Task description:
Pull out every line with the word "What".

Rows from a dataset

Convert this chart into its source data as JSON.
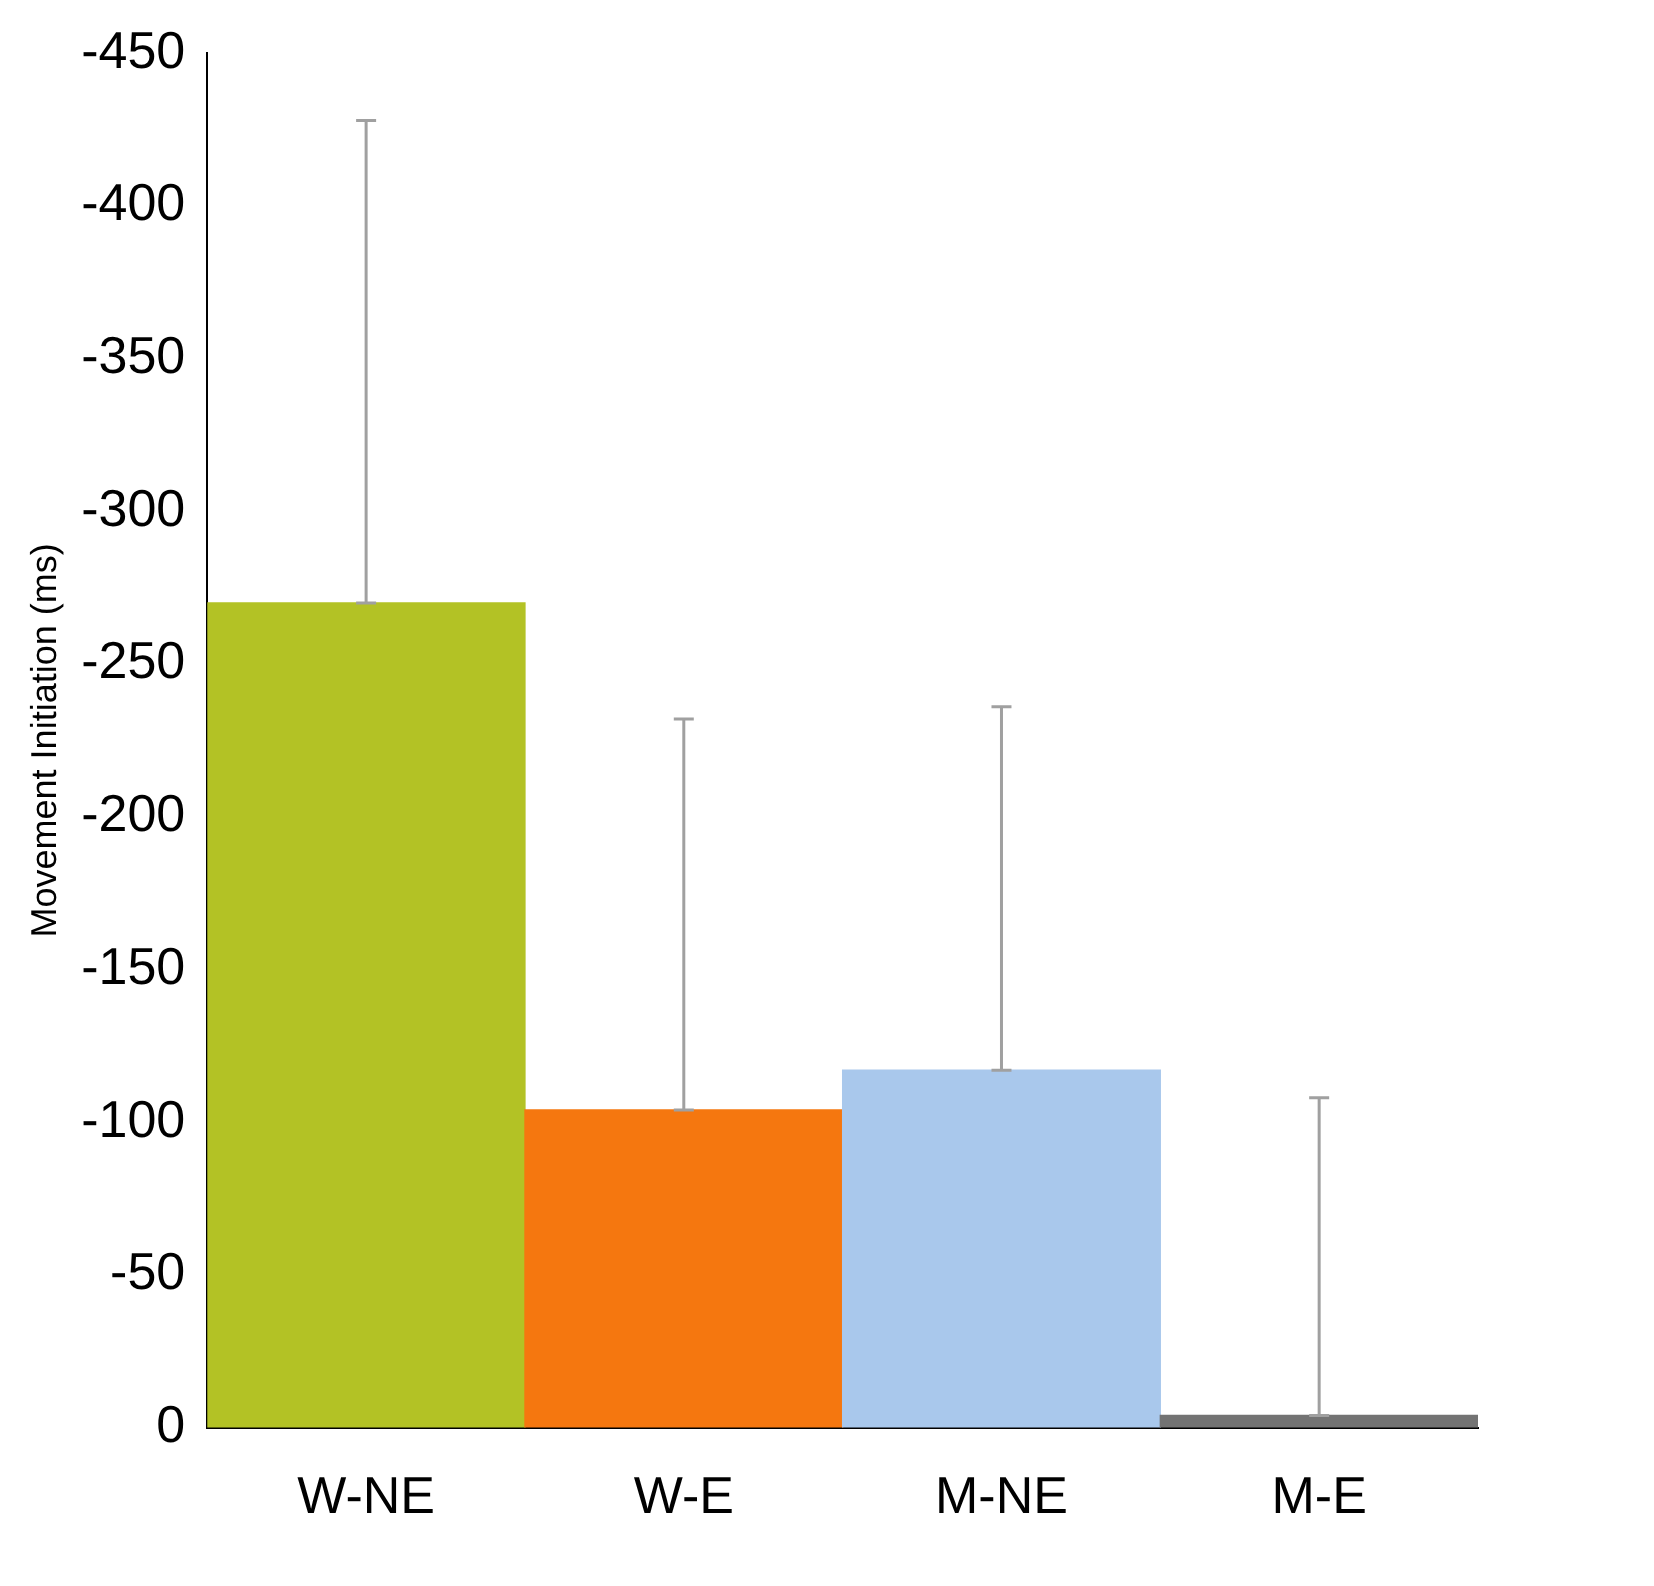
{
  "chart_data": {
    "type": "bar",
    "ylabel": "Movement Initiation (ms)",
    "categories": [
      "W-NE",
      "W-E",
      "M-NE",
      "M-E"
    ],
    "values": [
      -270,
      -104,
      -117,
      -4
    ],
    "colors": [
      "#b3c225",
      "#f5770f",
      "#a9c8ec",
      "#737373"
    ],
    "errors": [
      [
        -428,
        -270
      ],
      [
        -232,
        -104
      ],
      [
        -236,
        -117
      ],
      [
        -108,
        -4
      ]
    ],
    "ylim": [
      0,
      -450
    ],
    "yticks": [
      0,
      -50,
      -100,
      -150,
      -200,
      -250,
      -300,
      -350,
      -400,
      -450
    ],
    "grid": false,
    "legend": false
  }
}
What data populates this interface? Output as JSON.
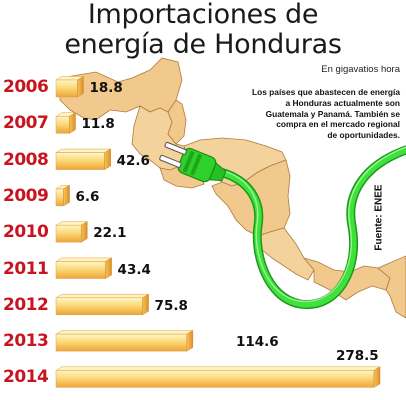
{
  "header": {
    "title_line1": "Importaciones de",
    "title_line2": "energía de Honduras",
    "unit": "En gigavatios hora"
  },
  "annotation": {
    "text_lines": [
      "Los países que abastecen de energía",
      "a Honduras actualmente son",
      "Guatemala y Panamá. También se",
      "compra en el mercado regional",
      "de oportunidades."
    ]
  },
  "source": "Fuente: ENEE",
  "colors": {
    "year_label": "#c8141e",
    "bar_light": "#fff2b8",
    "bar_mid": "#f7c95c",
    "bar_dark": "#e8982e",
    "map_land": "#f1c98c",
    "map_border": "#b07a3c",
    "cable": "#2fd02b",
    "cable_dark": "#1b9a1a"
  },
  "chart_data": {
    "type": "bar",
    "orientation": "horizontal",
    "title": "Importaciones de energía de Honduras",
    "unit": "En gigavatios hora",
    "categories": [
      "2006",
      "2007",
      "2008",
      "2009",
      "2010",
      "2011",
      "2012",
      "2013",
      "2014"
    ],
    "values": [
      18.8,
      11.8,
      42.6,
      6.6,
      22.1,
      43.4,
      75.8,
      114.6,
      278.5
    ],
    "value_labels": [
      "18.8",
      "11.8",
      "42.6",
      "6.6",
      "22.1",
      "43.4",
      "75.8",
      "114.6",
      "278.5"
    ],
    "xlim": [
      0,
      278.5
    ]
  }
}
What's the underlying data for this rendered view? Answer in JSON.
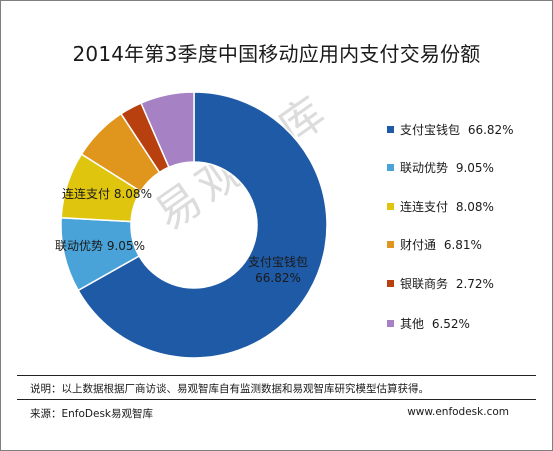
{
  "chart_data": {
    "type": "pie",
    "variant": "donut",
    "title": "2014年第3季度中国移动应用内支付交易份额",
    "categories": [
      "支付宝钱包",
      "联动优势",
      "连连支付",
      "财付通",
      "银联商务",
      "其他"
    ],
    "values": [
      66.82,
      9.05,
      8.08,
      6.81,
      2.72,
      6.52
    ],
    "value_labels": [
      "66.82%",
      "9.05%",
      "8.08%",
      "6.81%",
      "2.72%",
      "6.52%"
    ],
    "colors": [
      "#1f5aa6",
      "#4aa3d8",
      "#e0c50f",
      "#e0951c",
      "#b8400f",
      "#a682c4"
    ],
    "legend_position": "right",
    "slice_labels": [
      {
        "name": "支付宝钱包",
        "value": "66.82%"
      },
      {
        "name": "联动优势",
        "value": "9.05%"
      },
      {
        "name": "连连支付",
        "value": "8.08%"
      }
    ]
  },
  "watermark": "易观智库",
  "note": "说明：以上数据根据厂商访谈、易观智库自有监测数据和易观智库研究模型估算获得。",
  "source": "来源：EnfoDesk易观智库",
  "website": "www.enfodesk.com"
}
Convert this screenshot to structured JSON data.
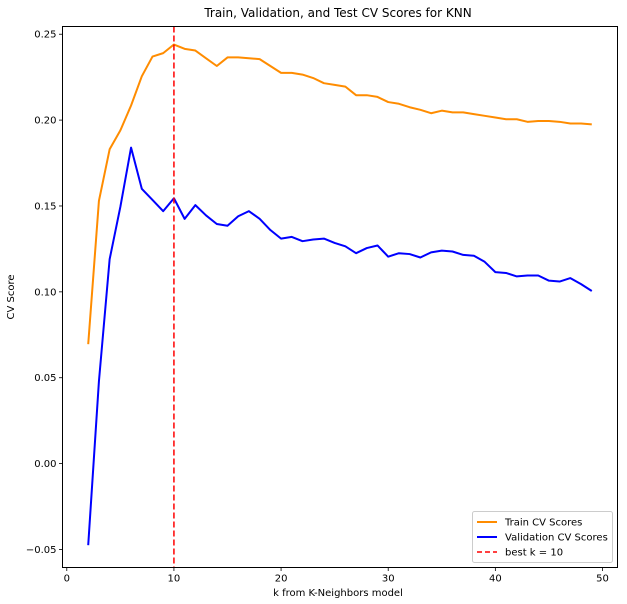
{
  "chart_data": {
    "type": "line",
    "title": "Train, Validation, and Test CV Scores for KNN",
    "xlabel": "k from K-Neighbors model",
    "ylabel": "CV Score",
    "xlim": [
      -0.4,
      51.4
    ],
    "ylim": [
      -0.0605,
      0.2545
    ],
    "xticks": [
      0,
      10,
      20,
      30,
      40,
      50
    ],
    "xtick_labels": [
      "0",
      "10",
      "20",
      "30",
      "40",
      "50"
    ],
    "yticks": [
      -0.05,
      0.0,
      0.05,
      0.1,
      0.15,
      0.2,
      0.25
    ],
    "ytick_labels": [
      "−0.05",
      "0.00",
      "0.05",
      "0.10",
      "0.15",
      "0.20",
      "0.25"
    ],
    "grid": false,
    "legend_position": "lower-right",
    "x": [
      2,
      3,
      4,
      5,
      6,
      7,
      8,
      9,
      10,
      11,
      12,
      13,
      14,
      15,
      16,
      17,
      18,
      19,
      20,
      21,
      22,
      23,
      24,
      25,
      26,
      27,
      28,
      29,
      30,
      31,
      32,
      33,
      34,
      35,
      36,
      37,
      38,
      39,
      40,
      41,
      42,
      43,
      44,
      45,
      46,
      47,
      48,
      49
    ],
    "series": [
      {
        "name": "Train CV Scores",
        "color": "#ff8c00",
        "style": "solid",
        "values": [
          0.0695,
          0.153,
          0.183,
          0.194,
          0.2085,
          0.2255,
          0.237,
          0.239,
          0.244,
          0.2415,
          0.2405,
          0.236,
          0.2315,
          0.2365,
          0.2365,
          0.236,
          0.2355,
          0.2315,
          0.2275,
          0.2275,
          0.2265,
          0.2245,
          0.2215,
          0.2205,
          0.2195,
          0.2145,
          0.2145,
          0.2135,
          0.2105,
          0.2095,
          0.2075,
          0.206,
          0.204,
          0.2055,
          0.2045,
          0.2045,
          0.2035,
          0.2025,
          0.2015,
          0.2005,
          0.2005,
          0.199,
          0.1995,
          0.1995,
          0.199,
          0.198,
          0.198,
          0.1975
        ]
      },
      {
        "name": "Validation CV Scores",
        "color": "#0000ff",
        "style": "solid",
        "values": [
          -0.0475,
          0.048,
          0.119,
          0.1495,
          0.184,
          0.16,
          0.1535,
          0.147,
          0.1545,
          0.1425,
          0.1505,
          0.1445,
          0.1395,
          0.1385,
          0.144,
          0.147,
          0.1425,
          0.136,
          0.131,
          0.132,
          0.1295,
          0.1305,
          0.131,
          0.1285,
          0.1265,
          0.1225,
          0.1255,
          0.127,
          0.1205,
          0.1225,
          0.122,
          0.12,
          0.123,
          0.124,
          0.1235,
          0.1215,
          0.121,
          0.1175,
          0.1115,
          0.111,
          0.109,
          0.1095,
          0.1095,
          0.1065,
          0.106,
          0.108,
          0.1045,
          0.1005
        ]
      }
    ],
    "vline": {
      "x": 10,
      "label": "best k = 10",
      "color": "#ff0000",
      "style": "dashed"
    }
  }
}
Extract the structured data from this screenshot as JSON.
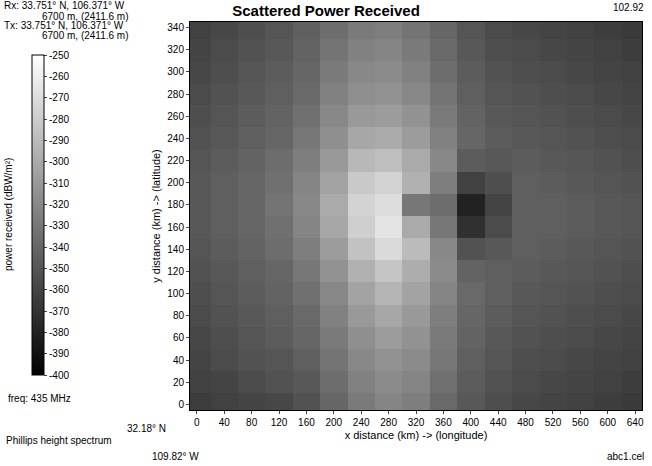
{
  "chart_data": {
    "type": "heatmap",
    "title": "Scattered Power Received",
    "x_label": "x distance (km) -> (longitude)",
    "y_label": "y distance (km) -> (latitude)",
    "annotations": [
      "Rx: 33.751° N, 106.371° W",
      "6700 m, (2411.6 m)",
      "Tx: 33.751° N, 106.371° W",
      "6700 m, (2411.6 m)",
      "102.92",
      "freq: 435 MHz",
      "Phillips height spectrum",
      "32.18° N",
      "109.82° W",
      "abc1.cel"
    ],
    "grid": false,
    "x": [
      0,
      40,
      80,
      120,
      160,
      200,
      240,
      280,
      320,
      360,
      400,
      440,
      480,
      520,
      560,
      600,
      640
    ],
    "y": [
      0,
      20,
      40,
      60,
      80,
      100,
      120,
      140,
      160,
      180,
      200,
      220,
      240,
      260,
      280,
      300,
      320,
      340
    ],
    "z": [
      [
        -365,
        -362,
        -360,
        -358,
        -352,
        -340,
        -328,
        -322,
        -326,
        -338,
        -348,
        -354,
        -358,
        -360,
        -362,
        -364,
        -366
      ],
      [
        -362,
        -360,
        -356,
        -352,
        -348,
        -336,
        -324,
        -318,
        -322,
        -334,
        -346,
        -352,
        -356,
        -358,
        -360,
        -362,
        -364
      ],
      [
        -360,
        -356,
        -352,
        -350,
        -344,
        -332,
        -320,
        -314,
        -318,
        -330,
        -344,
        -350,
        -354,
        -356,
        -358,
        -360,
        -362
      ],
      [
        -358,
        -354,
        -350,
        -346,
        -340,
        -328,
        -316,
        -308,
        -314,
        -328,
        -342,
        -348,
        -352,
        -354,
        -356,
        -358,
        -360
      ],
      [
        -356,
        -352,
        -348,
        -344,
        -338,
        -324,
        -310,
        -302,
        -310,
        -326,
        -340,
        -346,
        -350,
        -352,
        -354,
        -356,
        -358
      ],
      [
        -354,
        -350,
        -346,
        -342,
        -334,
        -320,
        -304,
        -294,
        -304,
        -322,
        -338,
        -344,
        -348,
        -350,
        -352,
        -354,
        -356
      ],
      [
        -352,
        -348,
        -344,
        -340,
        -330,
        -314,
        -296,
        -284,
        -298,
        -318,
        -342,
        -344,
        -346,
        -348,
        -350,
        -352,
        -354
      ],
      [
        -350,
        -346,
        -342,
        -336,
        -326,
        -308,
        -286,
        -272,
        -290,
        -320,
        -352,
        -348,
        -344,
        -346,
        -348,
        -350,
        -352
      ],
      [
        -348,
        -344,
        -340,
        -334,
        -322,
        -302,
        -278,
        -266,
        -300,
        -330,
        -372,
        -356,
        -344,
        -344,
        -346,
        -348,
        -350
      ],
      [
        -348,
        -344,
        -340,
        -332,
        -320,
        -300,
        -276,
        -270,
        -330,
        -336,
        -380,
        -360,
        -344,
        -344,
        -346,
        -348,
        -350
      ],
      [
        -348,
        -344,
        -340,
        -334,
        -322,
        -304,
        -282,
        -276,
        -296,
        -326,
        -362,
        -354,
        -344,
        -346,
        -348,
        -350,
        -352
      ],
      [
        -350,
        -346,
        -342,
        -336,
        -326,
        -310,
        -292,
        -288,
        -300,
        -320,
        -346,
        -348,
        -346,
        -348,
        -350,
        -352,
        -354
      ],
      [
        -352,
        -348,
        -344,
        -340,
        -330,
        -316,
        -302,
        -300,
        -308,
        -324,
        -340,
        -346,
        -348,
        -350,
        -352,
        -354,
        -356
      ],
      [
        -354,
        -350,
        -346,
        -342,
        -334,
        -320,
        -310,
        -308,
        -314,
        -328,
        -342,
        -348,
        -350,
        -352,
        -354,
        -356,
        -358
      ],
      [
        -356,
        -352,
        -348,
        -344,
        -338,
        -324,
        -316,
        -314,
        -320,
        -332,
        -344,
        -350,
        -352,
        -354,
        -356,
        -358,
        -360
      ],
      [
        -358,
        -354,
        -350,
        -346,
        -340,
        -328,
        -320,
        -318,
        -324,
        -336,
        -346,
        -352,
        -354,
        -356,
        -358,
        -360,
        -362
      ],
      [
        -360,
        -356,
        -352,
        -348,
        -342,
        -332,
        -324,
        -322,
        -328,
        -338,
        -348,
        -354,
        -356,
        -358,
        -360,
        -362,
        -364
      ],
      [
        -362,
        -358,
        -354,
        -350,
        -344,
        -336,
        -328,
        -326,
        -332,
        -340,
        -350,
        -356,
        -358,
        -360,
        -362,
        -364,
        -366
      ]
    ],
    "xlim": [
      -10,
      650
    ],
    "ylim": [
      -5,
      345
    ],
    "xticks": [
      0,
      40,
      80,
      120,
      160,
      200,
      240,
      280,
      320,
      360,
      400,
      440,
      480,
      520,
      560,
      600,
      640
    ],
    "yticks": [
      0,
      20,
      40,
      60,
      80,
      100,
      120,
      140,
      160,
      180,
      200,
      220,
      240,
      260,
      280,
      300,
      320,
      340
    ],
    "colorbar": {
      "title": "power received (dBW/m²)",
      "range": [
        -400,
        -250
      ],
      "ticks": [
        -250,
        -260,
        -270,
        -280,
        -290,
        -300,
        -310,
        -320,
        -330,
        -340,
        -350,
        -360,
        -370,
        -380,
        -390,
        -400
      ]
    }
  }
}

Answer to this problem:
What data populates this interface? Output as JSON.
What's the underlying data for this rendered view? Answer in JSON.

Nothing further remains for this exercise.